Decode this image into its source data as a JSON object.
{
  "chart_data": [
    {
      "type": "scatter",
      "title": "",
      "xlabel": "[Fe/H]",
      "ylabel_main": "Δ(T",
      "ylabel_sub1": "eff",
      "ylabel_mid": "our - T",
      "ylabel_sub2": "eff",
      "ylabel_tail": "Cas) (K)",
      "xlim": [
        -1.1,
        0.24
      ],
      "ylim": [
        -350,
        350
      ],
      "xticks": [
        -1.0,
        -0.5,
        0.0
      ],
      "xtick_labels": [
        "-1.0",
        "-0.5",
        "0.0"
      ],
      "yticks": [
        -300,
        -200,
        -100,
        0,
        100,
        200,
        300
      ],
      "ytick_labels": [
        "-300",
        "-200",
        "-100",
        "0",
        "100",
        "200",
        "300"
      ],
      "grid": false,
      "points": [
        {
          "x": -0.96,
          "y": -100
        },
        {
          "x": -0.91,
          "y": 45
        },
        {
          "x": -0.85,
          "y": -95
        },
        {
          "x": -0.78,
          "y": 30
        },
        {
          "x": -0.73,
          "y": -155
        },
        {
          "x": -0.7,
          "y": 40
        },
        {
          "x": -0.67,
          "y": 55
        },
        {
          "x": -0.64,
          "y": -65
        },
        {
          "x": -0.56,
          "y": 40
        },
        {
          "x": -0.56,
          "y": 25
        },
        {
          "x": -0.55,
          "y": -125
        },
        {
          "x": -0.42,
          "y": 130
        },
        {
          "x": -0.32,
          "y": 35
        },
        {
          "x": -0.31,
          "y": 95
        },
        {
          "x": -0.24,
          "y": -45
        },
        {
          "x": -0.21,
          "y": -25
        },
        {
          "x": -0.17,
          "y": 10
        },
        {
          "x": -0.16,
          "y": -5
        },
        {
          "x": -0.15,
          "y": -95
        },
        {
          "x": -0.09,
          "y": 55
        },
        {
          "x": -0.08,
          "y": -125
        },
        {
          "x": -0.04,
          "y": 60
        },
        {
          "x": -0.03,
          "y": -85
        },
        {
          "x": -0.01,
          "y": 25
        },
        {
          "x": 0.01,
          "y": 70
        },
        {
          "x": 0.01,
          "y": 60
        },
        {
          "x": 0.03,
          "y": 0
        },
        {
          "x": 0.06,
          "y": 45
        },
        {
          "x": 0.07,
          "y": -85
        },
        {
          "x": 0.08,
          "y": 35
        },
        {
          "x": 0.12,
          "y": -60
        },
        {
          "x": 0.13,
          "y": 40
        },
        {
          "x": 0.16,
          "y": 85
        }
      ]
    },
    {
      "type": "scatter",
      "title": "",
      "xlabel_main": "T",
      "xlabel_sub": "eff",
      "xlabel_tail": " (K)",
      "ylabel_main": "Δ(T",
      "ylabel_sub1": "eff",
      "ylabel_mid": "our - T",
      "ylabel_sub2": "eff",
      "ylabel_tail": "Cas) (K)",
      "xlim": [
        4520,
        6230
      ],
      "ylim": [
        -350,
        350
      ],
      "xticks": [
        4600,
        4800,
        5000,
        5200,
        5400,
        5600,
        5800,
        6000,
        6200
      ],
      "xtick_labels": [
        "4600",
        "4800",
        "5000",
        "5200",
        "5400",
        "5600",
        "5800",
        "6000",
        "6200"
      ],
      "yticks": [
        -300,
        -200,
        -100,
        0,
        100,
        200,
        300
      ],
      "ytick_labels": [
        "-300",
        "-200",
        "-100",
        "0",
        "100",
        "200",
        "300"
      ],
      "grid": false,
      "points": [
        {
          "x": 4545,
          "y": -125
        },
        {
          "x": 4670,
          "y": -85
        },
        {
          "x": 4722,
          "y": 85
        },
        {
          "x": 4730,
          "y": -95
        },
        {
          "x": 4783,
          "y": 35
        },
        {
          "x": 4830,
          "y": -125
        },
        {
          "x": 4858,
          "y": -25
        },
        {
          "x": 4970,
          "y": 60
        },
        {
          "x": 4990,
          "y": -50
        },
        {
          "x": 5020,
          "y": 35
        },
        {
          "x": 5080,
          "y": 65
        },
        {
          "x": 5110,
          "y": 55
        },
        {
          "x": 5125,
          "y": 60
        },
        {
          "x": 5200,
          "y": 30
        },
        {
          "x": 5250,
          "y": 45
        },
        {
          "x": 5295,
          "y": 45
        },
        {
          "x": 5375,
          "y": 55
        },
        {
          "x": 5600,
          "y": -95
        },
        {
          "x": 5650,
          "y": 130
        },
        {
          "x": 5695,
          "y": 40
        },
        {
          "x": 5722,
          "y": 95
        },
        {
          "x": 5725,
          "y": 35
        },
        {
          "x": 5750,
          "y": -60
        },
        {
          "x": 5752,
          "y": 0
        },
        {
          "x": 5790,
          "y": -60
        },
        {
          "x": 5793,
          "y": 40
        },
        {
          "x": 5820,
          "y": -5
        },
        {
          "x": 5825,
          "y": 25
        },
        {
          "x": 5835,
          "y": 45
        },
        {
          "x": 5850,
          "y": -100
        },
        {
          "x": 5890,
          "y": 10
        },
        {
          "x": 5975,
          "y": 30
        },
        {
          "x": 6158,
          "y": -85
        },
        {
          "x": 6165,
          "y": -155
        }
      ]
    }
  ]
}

***

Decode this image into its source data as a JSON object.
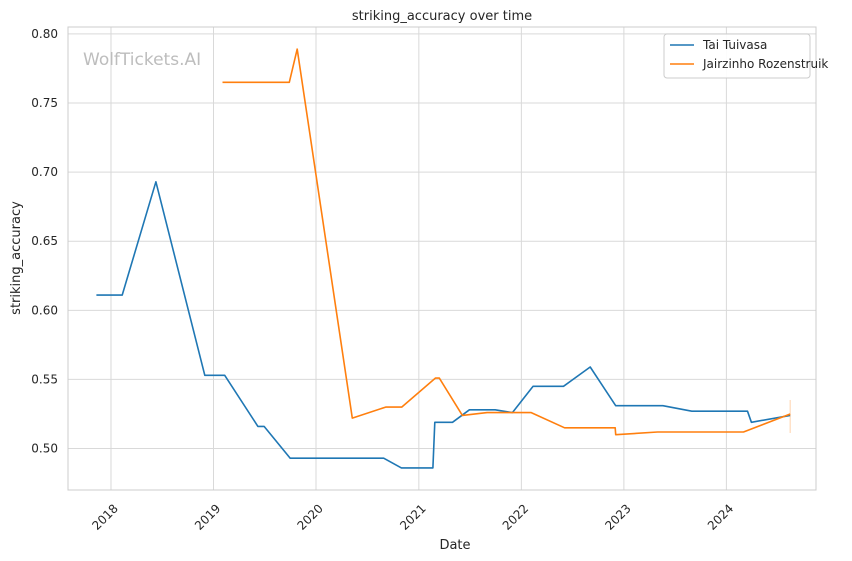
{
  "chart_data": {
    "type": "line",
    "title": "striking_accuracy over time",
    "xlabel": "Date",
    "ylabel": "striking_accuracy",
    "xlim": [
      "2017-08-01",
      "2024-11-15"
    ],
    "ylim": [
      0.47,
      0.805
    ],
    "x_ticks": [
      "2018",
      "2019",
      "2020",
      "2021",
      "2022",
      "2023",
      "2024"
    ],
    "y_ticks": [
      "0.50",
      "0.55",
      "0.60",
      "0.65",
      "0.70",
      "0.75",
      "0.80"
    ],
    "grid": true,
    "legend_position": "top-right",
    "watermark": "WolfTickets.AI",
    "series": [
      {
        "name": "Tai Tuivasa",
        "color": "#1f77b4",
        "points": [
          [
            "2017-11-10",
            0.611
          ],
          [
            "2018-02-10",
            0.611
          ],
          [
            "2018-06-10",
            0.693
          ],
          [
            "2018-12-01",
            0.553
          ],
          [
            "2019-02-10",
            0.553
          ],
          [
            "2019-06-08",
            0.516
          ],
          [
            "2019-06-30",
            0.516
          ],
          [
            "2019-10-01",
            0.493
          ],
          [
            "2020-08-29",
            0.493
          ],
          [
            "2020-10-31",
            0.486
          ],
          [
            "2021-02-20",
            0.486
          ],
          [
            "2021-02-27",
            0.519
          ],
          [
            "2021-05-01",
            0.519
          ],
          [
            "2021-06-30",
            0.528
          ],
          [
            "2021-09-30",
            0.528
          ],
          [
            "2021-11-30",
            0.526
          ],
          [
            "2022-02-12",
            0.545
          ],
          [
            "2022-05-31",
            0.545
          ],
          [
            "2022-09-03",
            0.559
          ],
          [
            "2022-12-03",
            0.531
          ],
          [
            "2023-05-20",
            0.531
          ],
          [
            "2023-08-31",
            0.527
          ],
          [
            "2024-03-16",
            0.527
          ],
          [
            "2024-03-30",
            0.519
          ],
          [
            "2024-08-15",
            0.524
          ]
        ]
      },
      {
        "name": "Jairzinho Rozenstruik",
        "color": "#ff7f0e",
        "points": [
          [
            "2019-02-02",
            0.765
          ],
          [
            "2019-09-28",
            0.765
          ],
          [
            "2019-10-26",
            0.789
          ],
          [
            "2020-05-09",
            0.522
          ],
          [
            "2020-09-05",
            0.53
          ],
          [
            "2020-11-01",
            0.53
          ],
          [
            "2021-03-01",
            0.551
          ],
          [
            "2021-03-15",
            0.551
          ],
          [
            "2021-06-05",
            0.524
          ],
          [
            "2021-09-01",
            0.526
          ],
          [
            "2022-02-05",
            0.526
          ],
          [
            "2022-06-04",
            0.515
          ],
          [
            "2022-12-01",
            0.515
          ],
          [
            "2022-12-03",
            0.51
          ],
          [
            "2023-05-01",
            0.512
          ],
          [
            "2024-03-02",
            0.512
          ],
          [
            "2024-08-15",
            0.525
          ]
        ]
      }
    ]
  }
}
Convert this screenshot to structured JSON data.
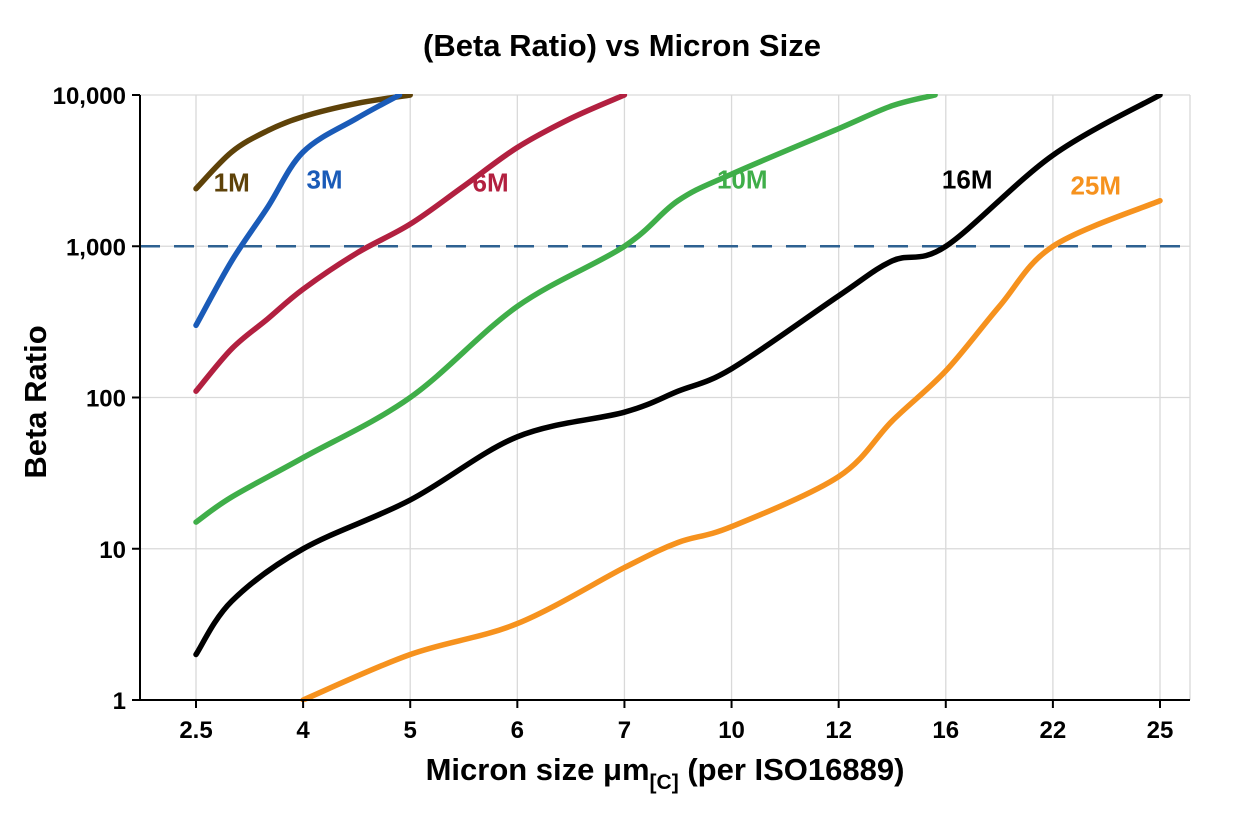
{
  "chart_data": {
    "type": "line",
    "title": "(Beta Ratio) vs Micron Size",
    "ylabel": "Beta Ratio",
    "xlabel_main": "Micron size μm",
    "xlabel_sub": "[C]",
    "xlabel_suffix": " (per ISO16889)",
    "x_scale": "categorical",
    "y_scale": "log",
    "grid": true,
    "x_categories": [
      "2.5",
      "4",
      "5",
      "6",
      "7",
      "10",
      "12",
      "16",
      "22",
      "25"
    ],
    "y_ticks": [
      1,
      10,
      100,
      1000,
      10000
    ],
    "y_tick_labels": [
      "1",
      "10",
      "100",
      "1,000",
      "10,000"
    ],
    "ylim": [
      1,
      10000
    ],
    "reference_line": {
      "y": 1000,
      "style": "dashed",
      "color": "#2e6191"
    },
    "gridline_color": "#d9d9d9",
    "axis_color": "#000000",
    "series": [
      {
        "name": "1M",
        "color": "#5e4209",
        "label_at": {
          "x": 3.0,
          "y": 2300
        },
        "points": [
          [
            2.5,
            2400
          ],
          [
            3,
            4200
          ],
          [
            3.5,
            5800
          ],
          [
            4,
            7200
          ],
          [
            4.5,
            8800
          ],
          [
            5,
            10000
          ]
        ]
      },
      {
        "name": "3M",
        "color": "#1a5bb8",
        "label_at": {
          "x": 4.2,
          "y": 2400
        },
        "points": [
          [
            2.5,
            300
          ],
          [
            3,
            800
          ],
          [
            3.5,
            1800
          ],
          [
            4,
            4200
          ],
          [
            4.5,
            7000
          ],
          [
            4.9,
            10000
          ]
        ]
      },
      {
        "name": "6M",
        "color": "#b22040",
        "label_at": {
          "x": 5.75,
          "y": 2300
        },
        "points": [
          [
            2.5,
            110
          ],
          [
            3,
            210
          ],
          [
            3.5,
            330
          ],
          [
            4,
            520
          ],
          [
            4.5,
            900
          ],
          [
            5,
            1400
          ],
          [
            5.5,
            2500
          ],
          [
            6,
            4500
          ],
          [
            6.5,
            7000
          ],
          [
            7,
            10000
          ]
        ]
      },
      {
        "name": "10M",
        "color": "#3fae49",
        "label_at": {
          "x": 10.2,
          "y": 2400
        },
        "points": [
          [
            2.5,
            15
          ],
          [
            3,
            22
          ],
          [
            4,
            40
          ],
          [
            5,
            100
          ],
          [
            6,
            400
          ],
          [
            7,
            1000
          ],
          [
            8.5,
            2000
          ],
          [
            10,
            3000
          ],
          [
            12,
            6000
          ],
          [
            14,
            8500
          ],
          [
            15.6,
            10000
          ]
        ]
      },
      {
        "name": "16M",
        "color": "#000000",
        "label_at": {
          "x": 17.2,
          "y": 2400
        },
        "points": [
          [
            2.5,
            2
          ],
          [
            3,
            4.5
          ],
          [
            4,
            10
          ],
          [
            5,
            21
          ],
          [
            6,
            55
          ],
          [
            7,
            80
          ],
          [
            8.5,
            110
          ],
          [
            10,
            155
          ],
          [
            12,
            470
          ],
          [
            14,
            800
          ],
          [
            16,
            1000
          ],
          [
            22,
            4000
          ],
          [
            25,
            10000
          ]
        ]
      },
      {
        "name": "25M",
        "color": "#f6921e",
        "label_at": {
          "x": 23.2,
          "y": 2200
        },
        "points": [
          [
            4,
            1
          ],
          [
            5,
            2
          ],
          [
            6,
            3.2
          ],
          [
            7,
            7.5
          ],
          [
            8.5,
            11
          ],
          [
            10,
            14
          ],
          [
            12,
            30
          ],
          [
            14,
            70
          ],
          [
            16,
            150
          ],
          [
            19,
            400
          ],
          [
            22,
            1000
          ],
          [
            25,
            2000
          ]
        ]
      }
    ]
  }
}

***

[What is being asked]:
Copy each line that holds the word "Micron".

[Solution to the exercise]:
    "title": "(Beta Ratio) vs Micron Size",
    "xlabel_main": "Micron size μm",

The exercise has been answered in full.